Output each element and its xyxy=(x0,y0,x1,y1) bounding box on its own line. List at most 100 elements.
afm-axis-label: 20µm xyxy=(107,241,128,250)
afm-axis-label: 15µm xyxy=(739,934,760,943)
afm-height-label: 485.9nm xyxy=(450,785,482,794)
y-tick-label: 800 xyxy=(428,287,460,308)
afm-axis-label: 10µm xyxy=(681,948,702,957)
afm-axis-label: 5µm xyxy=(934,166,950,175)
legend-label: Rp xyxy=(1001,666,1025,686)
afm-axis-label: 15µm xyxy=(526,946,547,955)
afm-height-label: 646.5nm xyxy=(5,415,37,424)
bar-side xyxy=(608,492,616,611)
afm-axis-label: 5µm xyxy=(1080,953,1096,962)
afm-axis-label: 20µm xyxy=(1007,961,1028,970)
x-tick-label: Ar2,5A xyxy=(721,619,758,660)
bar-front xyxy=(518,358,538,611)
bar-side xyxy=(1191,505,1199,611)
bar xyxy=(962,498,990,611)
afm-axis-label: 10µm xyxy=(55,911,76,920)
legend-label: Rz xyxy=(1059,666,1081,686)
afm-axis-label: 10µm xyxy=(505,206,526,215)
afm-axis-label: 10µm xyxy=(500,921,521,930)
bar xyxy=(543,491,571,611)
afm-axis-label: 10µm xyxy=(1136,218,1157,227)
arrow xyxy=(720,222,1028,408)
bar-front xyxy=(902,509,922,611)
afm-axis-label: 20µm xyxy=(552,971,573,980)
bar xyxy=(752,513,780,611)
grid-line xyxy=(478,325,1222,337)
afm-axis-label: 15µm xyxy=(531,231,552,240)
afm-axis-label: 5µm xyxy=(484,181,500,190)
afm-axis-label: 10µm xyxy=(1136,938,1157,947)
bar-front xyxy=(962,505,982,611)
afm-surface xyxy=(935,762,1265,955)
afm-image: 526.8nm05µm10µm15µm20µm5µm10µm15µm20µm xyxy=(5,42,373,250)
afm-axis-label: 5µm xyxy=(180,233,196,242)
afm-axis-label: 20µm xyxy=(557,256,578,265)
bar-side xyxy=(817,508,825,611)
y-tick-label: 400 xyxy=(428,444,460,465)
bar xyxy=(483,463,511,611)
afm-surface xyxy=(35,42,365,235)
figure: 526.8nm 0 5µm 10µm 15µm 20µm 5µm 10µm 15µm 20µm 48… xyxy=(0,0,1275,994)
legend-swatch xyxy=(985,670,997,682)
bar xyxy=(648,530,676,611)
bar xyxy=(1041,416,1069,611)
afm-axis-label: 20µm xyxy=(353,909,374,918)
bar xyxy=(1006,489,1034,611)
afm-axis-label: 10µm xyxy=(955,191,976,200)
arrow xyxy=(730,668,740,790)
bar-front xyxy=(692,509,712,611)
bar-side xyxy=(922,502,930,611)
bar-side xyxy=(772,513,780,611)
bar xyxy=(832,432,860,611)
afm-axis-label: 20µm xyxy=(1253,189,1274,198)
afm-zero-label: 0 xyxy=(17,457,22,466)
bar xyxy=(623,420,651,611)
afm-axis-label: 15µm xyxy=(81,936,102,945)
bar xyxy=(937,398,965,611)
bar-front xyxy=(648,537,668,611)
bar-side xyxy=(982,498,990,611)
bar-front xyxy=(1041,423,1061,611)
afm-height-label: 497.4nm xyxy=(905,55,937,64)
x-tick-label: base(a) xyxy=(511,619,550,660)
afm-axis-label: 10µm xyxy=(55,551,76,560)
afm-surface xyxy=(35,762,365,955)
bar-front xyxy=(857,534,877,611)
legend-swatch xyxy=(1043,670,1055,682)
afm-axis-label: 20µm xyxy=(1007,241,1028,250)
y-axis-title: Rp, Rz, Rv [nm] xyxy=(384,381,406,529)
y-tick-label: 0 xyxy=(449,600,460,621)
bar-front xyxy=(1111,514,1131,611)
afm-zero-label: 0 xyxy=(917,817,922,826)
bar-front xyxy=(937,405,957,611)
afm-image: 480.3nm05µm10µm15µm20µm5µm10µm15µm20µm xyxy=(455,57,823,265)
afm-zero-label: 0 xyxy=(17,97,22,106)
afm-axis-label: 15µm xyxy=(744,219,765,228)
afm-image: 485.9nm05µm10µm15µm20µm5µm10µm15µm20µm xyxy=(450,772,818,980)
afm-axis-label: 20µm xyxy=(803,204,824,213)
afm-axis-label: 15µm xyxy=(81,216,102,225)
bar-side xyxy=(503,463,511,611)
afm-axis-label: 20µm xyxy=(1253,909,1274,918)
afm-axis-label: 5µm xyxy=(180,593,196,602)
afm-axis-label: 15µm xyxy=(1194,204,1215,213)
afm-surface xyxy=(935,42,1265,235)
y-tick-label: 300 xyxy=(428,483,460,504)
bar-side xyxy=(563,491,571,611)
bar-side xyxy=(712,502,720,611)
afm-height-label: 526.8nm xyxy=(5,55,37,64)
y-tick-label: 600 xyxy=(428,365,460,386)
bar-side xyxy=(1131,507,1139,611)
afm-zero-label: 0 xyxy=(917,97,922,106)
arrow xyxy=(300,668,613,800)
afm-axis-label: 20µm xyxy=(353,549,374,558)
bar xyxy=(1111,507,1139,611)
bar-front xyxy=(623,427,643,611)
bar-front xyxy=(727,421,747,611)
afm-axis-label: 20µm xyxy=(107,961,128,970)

#####

_Stated goal_
Reproduce the rows above, swapping every "afm-surface" for "afm-topography" and leaving everything else as is.

_Reply_
Output each element and its xyxy=(x0,y0,x1,y1) bounding box on its own line. List at most 100 elements.
afm-axis-label: 20µm xyxy=(107,241,128,250)
afm-axis-label: 15µm xyxy=(739,934,760,943)
afm-height-label: 485.9nm xyxy=(450,785,482,794)
y-tick-label: 800 xyxy=(428,287,460,308)
afm-axis-label: 10µm xyxy=(681,948,702,957)
afm-axis-label: 5µm xyxy=(934,166,950,175)
legend-label: Rp xyxy=(1001,666,1025,686)
afm-axis-label: 15µm xyxy=(526,946,547,955)
afm-height-label: 646.5nm xyxy=(5,415,37,424)
bar-side xyxy=(608,492,616,611)
afm-axis-label: 5µm xyxy=(1080,953,1096,962)
afm-axis-label: 20µm xyxy=(1007,961,1028,970)
x-tick-label: Ar2,5A xyxy=(721,619,758,660)
bar-front xyxy=(518,358,538,611)
bar-side xyxy=(1191,505,1199,611)
bar xyxy=(962,498,990,611)
afm-axis-label: 10µm xyxy=(55,911,76,920)
legend-label: Rz xyxy=(1059,666,1081,686)
afm-axis-label: 10µm xyxy=(505,206,526,215)
afm-axis-label: 10µm xyxy=(500,921,521,930)
bar xyxy=(543,491,571,611)
afm-axis-label: 10µm xyxy=(1136,218,1157,227)
arrow xyxy=(720,222,1028,408)
bar-front xyxy=(902,509,922,611)
afm-axis-label: 20µm xyxy=(552,971,573,980)
bar xyxy=(752,513,780,611)
grid-line xyxy=(478,325,1222,337)
afm-axis-label: 15µm xyxy=(531,231,552,240)
afm-axis-label: 5µm xyxy=(484,181,500,190)
afm-axis-label: 10µm xyxy=(1136,938,1157,947)
bar-front xyxy=(962,505,982,611)
afm-topography xyxy=(935,762,1265,955)
afm-image: 526.8nm05µm10µm15µm20µm5µm10µm15µm20µm xyxy=(5,42,373,250)
afm-axis-label: 5µm xyxy=(180,233,196,242)
afm-axis-label: 20µm xyxy=(557,256,578,265)
bar-side xyxy=(817,508,825,611)
y-tick-label: 400 xyxy=(428,444,460,465)
bar xyxy=(483,463,511,611)
afm-topography xyxy=(35,42,365,235)
figure: 526.8nm 0 5µm 10µm 15µm 20µm 5µm 10µm 15µm 20µm 48… xyxy=(0,0,1275,994)
legend-swatch xyxy=(985,670,997,682)
bar xyxy=(648,530,676,611)
bar xyxy=(1041,416,1069,611)
afm-axis-label: 20µm xyxy=(353,909,374,918)
bar xyxy=(1006,489,1034,611)
afm-axis-label: 10µm xyxy=(955,191,976,200)
arrow xyxy=(730,668,740,790)
bar-front xyxy=(692,509,712,611)
bar-side xyxy=(922,502,930,611)
bar-side xyxy=(772,513,780,611)
bar xyxy=(832,432,860,611)
afm-axis-label: 20µm xyxy=(1253,189,1274,198)
afm-zero-label: 0 xyxy=(17,457,22,466)
bar xyxy=(623,420,651,611)
afm-axis-label: 15µm xyxy=(81,936,102,945)
bar xyxy=(937,398,965,611)
bar-front xyxy=(648,537,668,611)
bar-side xyxy=(982,498,990,611)
bar-front xyxy=(1041,423,1061,611)
afm-height-label: 497.4nm xyxy=(905,55,937,64)
x-tick-label: base(a) xyxy=(511,619,550,660)
afm-axis-label: 10µm xyxy=(55,551,76,560)
afm-topography xyxy=(35,762,365,955)
bar-front xyxy=(857,534,877,611)
legend-swatch xyxy=(1043,670,1055,682)
afm-axis-label: 20µm xyxy=(1007,241,1028,250)
y-axis-title: Rp, Rz, Rv [nm] xyxy=(384,381,406,529)
y-tick-label: 0 xyxy=(449,600,460,621)
bar-front xyxy=(1111,514,1131,611)
afm-zero-label: 0 xyxy=(917,817,922,826)
bar-front xyxy=(937,405,957,611)
afm-image: 480.3nm05µm10µm15µm20µm5µm10µm15µm20µm xyxy=(455,57,823,265)
afm-zero-label: 0 xyxy=(17,97,22,106)
afm-axis-label: 15µm xyxy=(744,219,765,228)
afm-image: 485.9nm05µm10µm15µm20µm5µm10µm15µm20µm xyxy=(450,772,818,980)
afm-axis-label: 20µm xyxy=(803,204,824,213)
afm-axis-label: 15µm xyxy=(81,216,102,225)
bar-side xyxy=(503,463,511,611)
afm-axis-label: 20µm xyxy=(1253,909,1274,918)
afm-axis-label: 5µm xyxy=(180,593,196,602)
afm-axis-label: 15µm xyxy=(1194,204,1215,213)
afm-topography xyxy=(935,42,1265,235)
y-tick-label: 300 xyxy=(428,483,460,504)
bar-side xyxy=(563,491,571,611)
bar-side xyxy=(712,502,720,611)
afm-height-label: 526.8nm xyxy=(5,55,37,64)
y-tick-label: 600 xyxy=(428,365,460,386)
bar-side xyxy=(1131,507,1139,611)
afm-zero-label: 0 xyxy=(917,97,922,106)
arrow xyxy=(300,668,613,800)
afm-axis-label: 20µm xyxy=(353,549,374,558)
bar xyxy=(1111,507,1139,611)
bar-front xyxy=(623,427,643,611)
bar-front xyxy=(727,421,747,611)
afm-axis-label: 20µm xyxy=(107,961,128,970)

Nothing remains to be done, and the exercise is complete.